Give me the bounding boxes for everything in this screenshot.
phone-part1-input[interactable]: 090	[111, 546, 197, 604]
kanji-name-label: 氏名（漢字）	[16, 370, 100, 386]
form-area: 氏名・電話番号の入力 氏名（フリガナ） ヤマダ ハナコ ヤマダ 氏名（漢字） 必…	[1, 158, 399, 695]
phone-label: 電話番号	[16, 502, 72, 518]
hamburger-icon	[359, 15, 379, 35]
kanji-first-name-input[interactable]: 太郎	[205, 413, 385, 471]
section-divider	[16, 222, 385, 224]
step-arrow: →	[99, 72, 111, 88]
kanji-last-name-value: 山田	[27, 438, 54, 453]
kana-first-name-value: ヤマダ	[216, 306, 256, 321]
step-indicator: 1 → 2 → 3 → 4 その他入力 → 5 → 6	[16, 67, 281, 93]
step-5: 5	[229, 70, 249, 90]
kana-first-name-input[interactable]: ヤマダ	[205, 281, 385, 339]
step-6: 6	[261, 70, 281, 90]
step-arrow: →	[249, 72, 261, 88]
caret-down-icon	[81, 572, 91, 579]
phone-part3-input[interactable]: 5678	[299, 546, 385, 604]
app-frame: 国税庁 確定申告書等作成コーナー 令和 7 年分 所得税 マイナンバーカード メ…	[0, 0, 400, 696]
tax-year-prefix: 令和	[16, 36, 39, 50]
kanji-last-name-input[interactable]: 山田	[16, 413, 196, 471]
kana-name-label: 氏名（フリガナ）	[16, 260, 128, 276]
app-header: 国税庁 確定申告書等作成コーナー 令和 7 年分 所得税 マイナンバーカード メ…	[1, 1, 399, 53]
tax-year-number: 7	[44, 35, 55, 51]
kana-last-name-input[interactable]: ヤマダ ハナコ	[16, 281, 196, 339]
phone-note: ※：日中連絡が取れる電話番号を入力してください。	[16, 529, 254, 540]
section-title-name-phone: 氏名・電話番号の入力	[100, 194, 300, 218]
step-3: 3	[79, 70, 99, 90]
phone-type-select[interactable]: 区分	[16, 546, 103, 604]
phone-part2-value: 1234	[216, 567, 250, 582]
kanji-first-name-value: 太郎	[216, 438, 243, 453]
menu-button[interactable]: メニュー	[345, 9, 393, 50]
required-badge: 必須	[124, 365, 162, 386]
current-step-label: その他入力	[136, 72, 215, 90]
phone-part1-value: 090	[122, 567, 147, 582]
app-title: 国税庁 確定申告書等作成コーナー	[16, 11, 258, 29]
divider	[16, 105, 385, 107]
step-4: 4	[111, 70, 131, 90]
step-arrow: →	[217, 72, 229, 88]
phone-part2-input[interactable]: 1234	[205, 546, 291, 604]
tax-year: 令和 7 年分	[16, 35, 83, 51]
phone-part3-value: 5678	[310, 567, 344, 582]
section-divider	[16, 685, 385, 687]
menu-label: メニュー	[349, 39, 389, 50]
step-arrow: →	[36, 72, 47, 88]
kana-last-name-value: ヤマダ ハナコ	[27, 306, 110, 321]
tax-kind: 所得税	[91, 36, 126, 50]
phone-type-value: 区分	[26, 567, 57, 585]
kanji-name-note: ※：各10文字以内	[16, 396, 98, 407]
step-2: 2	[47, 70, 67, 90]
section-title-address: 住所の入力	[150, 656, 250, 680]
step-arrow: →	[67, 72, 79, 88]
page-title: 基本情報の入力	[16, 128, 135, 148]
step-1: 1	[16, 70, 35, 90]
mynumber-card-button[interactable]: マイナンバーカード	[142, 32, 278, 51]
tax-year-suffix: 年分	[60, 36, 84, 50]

########

• [Problem description]
Rewrite the items above, replacing every "step-arrow" with "step-separator" and leaving everything else unchanged.

• [Solution for this exercise]
Give me the bounding boxes for everything in this screenshot.
phone-part1-input[interactable]: 090	[111, 546, 197, 604]
kanji-name-label: 氏名（漢字）	[16, 370, 100, 386]
form-area: 氏名・電話番号の入力 氏名（フリガナ） ヤマダ ハナコ ヤマダ 氏名（漢字） 必…	[1, 158, 399, 695]
phone-label: 電話番号	[16, 502, 72, 518]
hamburger-icon	[359, 15, 379, 35]
kanji-first-name-input[interactable]: 太郎	[205, 413, 385, 471]
section-divider	[16, 222, 385, 224]
step-separator: →	[99, 72, 111, 88]
kanji-last-name-value: 山田	[27, 438, 54, 453]
kana-first-name-value: ヤマダ	[216, 306, 256, 321]
step-indicator: 1 → 2 → 3 → 4 その他入力 → 5 → 6	[16, 67, 281, 93]
step-5: 5	[229, 70, 249, 90]
kana-first-name-input[interactable]: ヤマダ	[205, 281, 385, 339]
step-6: 6	[261, 70, 281, 90]
step-separator: →	[249, 72, 261, 88]
caret-down-icon	[81, 572, 91, 579]
phone-part3-input[interactable]: 5678	[299, 546, 385, 604]
app-frame: 国税庁 確定申告書等作成コーナー 令和 7 年分 所得税 マイナンバーカード メ…	[0, 0, 400, 696]
tax-year-prefix: 令和	[16, 36, 39, 50]
kanji-last-name-input[interactable]: 山田	[16, 413, 196, 471]
kana-name-label: 氏名（フリガナ）	[16, 260, 128, 276]
app-header: 国税庁 確定申告書等作成コーナー 令和 7 年分 所得税 マイナンバーカード メ…	[1, 1, 399, 53]
tax-year-number: 7	[44, 35, 55, 51]
kana-last-name-input[interactable]: ヤマダ ハナコ	[16, 281, 196, 339]
phone-note: ※：日中連絡が取れる電話番号を入力してください。	[16, 529, 254, 540]
section-title-name-phone: 氏名・電話番号の入力	[100, 194, 300, 218]
step-3: 3	[79, 70, 99, 90]
phone-type-select[interactable]: 区分	[16, 546, 103, 604]
phone-part2-value: 1234	[216, 567, 250, 582]
kanji-first-name-value: 太郎	[216, 438, 243, 453]
menu-button[interactable]: メニュー	[345, 9, 393, 50]
required-badge: 必須	[124, 365, 162, 386]
current-step-label: その他入力	[136, 72, 215, 90]
phone-part1-value: 090	[122, 567, 147, 582]
app-title: 国税庁 確定申告書等作成コーナー	[16, 11, 258, 29]
divider	[16, 105, 385, 107]
step-4: 4	[111, 70, 131, 90]
step-separator: →	[217, 72, 229, 88]
phone-part2-input[interactable]: 1234	[205, 546, 291, 604]
tax-year: 令和 7 年分	[16, 35, 83, 51]
phone-part3-value: 5678	[310, 567, 344, 582]
section-divider	[16, 685, 385, 687]
menu-label: メニュー	[349, 39, 389, 50]
step-separator: →	[36, 72, 47, 88]
kana-last-name-value: ヤマダ ハナコ	[27, 306, 110, 321]
tax-kind: 所得税	[91, 36, 126, 50]
phone-type-value: 区分	[26, 567, 57, 585]
kanji-name-note: ※：各10文字以内	[16, 396, 98, 407]
step-2: 2	[47, 70, 67, 90]
section-title-address: 住所の入力	[150, 656, 250, 680]
step-separator: →	[67, 72, 79, 88]
page-title: 基本情報の入力	[16, 128, 135, 148]
step-1: 1	[16, 70, 35, 90]
mynumber-card-button[interactable]: マイナンバーカード	[142, 32, 278, 51]
tax-year-suffix: 年分	[60, 36, 84, 50]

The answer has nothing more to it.